## 抜粋:
けっこう楽しみにしていた巻だ。トルコ、ギリシャ、地中海なんて、きっと心浮き立つような美しい景色が続くのだろう。


p.21 アララット山、この山の名前を沢木さんに印象づけたのは、『エスピオナージ』という映画だった。

p.48 トルコでは街の人々とのちょっとしたやりとりが印象的だ。ここでは髭の老人が登場する。

p.54 写真を撮る機会がなかった理由

それは機会の有無というより、情熱の有無の問題だったかもしれない。確かに、カメラを構えることで土地の人々と言葉を交わすきっかけが摑める場合がある。しかし、それと同時に、風景によって喚起された思考の流れが中断されたり、人とのあいだに生まれかかった心理的なつながりに変化が起きてしまう危険性も少なくはないのだ。それでもなお写真を撮ろうとするのには、よほどの情熱とエネルギーを必要とする。

昨今は誰もが写真を撮りまくっている。私も例に漏れず。しかし、よく思うのは、カメラを観ていて、本物を見ることができているか、ということだ。一応みてはいるが、本当に見ているか?と思う。

写真を撮らない友人がぼそっと言ったことがあった。「あの人たちの心には何も残らない。」

その友人には、あらゆるものを写真におさめようと忙しく携帯を構えていた私に、「あなた病気だね」と言われたことがある。友人の事業を宣伝するために、ブログのネタを増やすべく撮っていたつもりであったが、それは言い訳だ。友人言う通り、病気なのだ。それは間違いない。

p.56 少年との出会い。少年に案内してもらい、黒海をみにいく沢木さん。

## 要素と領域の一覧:

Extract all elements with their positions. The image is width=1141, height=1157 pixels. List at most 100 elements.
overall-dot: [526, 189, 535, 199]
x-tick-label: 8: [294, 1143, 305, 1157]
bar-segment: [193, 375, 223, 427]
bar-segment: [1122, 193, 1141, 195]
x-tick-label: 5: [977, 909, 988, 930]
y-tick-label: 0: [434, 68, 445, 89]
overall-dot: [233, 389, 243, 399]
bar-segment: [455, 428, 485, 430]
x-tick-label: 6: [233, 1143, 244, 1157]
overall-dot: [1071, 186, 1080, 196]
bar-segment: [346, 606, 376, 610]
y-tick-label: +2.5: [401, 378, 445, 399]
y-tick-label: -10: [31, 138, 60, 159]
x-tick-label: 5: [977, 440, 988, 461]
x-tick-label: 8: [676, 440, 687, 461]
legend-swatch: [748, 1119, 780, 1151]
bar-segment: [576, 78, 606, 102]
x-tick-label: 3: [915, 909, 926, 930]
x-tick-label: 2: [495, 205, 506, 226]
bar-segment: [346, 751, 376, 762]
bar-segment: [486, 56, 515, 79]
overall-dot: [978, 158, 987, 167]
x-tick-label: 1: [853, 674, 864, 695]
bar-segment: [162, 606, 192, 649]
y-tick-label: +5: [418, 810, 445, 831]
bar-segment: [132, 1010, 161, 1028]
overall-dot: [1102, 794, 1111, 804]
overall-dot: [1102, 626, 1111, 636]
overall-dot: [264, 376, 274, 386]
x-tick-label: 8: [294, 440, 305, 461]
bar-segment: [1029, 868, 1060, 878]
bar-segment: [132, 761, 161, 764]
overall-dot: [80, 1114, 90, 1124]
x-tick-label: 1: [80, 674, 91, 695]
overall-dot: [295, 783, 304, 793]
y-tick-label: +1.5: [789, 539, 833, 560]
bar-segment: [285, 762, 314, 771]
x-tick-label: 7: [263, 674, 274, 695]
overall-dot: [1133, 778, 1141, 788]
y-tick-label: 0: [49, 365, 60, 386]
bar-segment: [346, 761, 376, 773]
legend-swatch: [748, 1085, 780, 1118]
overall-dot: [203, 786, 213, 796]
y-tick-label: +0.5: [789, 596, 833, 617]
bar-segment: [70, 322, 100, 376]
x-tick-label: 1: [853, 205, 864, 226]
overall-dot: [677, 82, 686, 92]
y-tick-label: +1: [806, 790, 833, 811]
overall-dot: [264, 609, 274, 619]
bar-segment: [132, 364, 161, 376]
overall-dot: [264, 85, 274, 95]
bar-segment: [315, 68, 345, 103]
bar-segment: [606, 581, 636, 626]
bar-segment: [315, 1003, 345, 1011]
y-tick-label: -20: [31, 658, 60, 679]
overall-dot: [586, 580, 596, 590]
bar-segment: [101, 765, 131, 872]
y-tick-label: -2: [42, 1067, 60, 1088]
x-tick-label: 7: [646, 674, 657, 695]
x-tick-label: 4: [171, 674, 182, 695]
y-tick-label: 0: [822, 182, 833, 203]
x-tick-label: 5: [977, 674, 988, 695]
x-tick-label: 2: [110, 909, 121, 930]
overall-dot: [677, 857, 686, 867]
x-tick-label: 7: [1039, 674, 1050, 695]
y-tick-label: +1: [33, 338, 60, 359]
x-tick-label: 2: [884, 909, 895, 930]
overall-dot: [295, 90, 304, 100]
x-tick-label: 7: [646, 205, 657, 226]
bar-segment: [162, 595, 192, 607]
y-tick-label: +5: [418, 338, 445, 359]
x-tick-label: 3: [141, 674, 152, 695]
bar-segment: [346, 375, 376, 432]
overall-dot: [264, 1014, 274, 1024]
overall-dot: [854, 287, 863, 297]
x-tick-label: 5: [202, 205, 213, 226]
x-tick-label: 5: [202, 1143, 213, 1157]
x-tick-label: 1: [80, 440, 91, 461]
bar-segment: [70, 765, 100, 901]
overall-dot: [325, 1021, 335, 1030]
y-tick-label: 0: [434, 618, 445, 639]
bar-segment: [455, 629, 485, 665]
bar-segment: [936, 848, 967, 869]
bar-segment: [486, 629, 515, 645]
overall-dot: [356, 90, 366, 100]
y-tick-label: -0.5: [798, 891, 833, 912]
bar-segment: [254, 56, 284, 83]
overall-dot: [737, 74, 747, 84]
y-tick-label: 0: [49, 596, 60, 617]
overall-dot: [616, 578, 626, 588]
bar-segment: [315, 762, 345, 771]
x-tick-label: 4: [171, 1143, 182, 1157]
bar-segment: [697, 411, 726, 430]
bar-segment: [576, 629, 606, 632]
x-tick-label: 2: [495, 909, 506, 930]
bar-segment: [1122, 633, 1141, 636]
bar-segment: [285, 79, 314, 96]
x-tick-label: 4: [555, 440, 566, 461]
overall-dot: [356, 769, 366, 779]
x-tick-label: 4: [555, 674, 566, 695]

## やること:
a) 旅の本についての抜粋では、アララット山の名前を沢木さんに印象づけたのは何という映画ですか。
b) 旅の本についての抜粋を、最後の文のあとから書き継いでください。

## 答えの一覧:
a) 『エスピオナージ』という映画です。

b)
p.80 アンカラの女性、ゲンチャイに磯崎夫人からの伝言を伝えにいく沢木さん。

p.94 移動のバスで知り合ったキリスト髭の若者とフェリーに乗り、イスタンブールに着いた沢木さん。香港のときと同じように、成り行きから「オンボロ宿」に泊まり、香港を思い出している。

沢木さんは、香港で感じたような興奮がないのはなぜだろうと考えはじめる。

恐らく、最大の理由は時間にあった。毎日が祭りのようだったあの香港の日々から長い時間が経ち、私はいくつもの土地を経巡ることになった。その結果、何かを失うことになったのだ。

旅は人生に似ている。以前私がそんな言葉を眼にしたら、書いた人物を軽蔑しただろう。少なくとも、これまでの私だったら、旅を人生になぞらえるような物言いには滑稽さしか感じなかったはずだ。しかし、いま、私もまた、旅は人生に似ているという気がしはじめている。たぶん、本当に旅は人生に似ているのだ。どちらも何かを失うことなしに前に進むことはできない・・・・・・。

「どちらも何かを失うことなしに前に進むことはできない」。この部分にグッときた。

そうか。失ってきたのだ、私も。さまざまな旅をしてきた。自分の意志なのか、だれかの意志なのか忘れたが、毎月のように旅をしていた。旅するのを休んでいても、だれかが私を呼び、行かざるをえない状況ができて、行きたいと心から思わなくても、ときには行きたくないというなんとも暗い憂鬱さに後ろ髪をひかれながらも、何度も行かなくてはならなかった。

しかしどんな旅であれ、人と会い、食べ、ときに喧嘩し、泣き、笑い、交代で運転し、変な宿で眠り、好奇心にまかせて移動する旅は、五感のセンサーを磨くのにいくらか役に立ってくれたと思う。

私の移動は旅だけではない。二拠点、ときには三拠点で生活しながら、どこで寝泊まりしていても、そこに住所があっても、どこでも旅をしているような錯覚を起こす。朝ベッドで目覚めた瞬間に、今日はどこにいるんだっけ、と思うことも頻繁にある。寝起きのぼーっとした頭で、いったい私はいま、どこのベッドで目覚めようとしているのか?と。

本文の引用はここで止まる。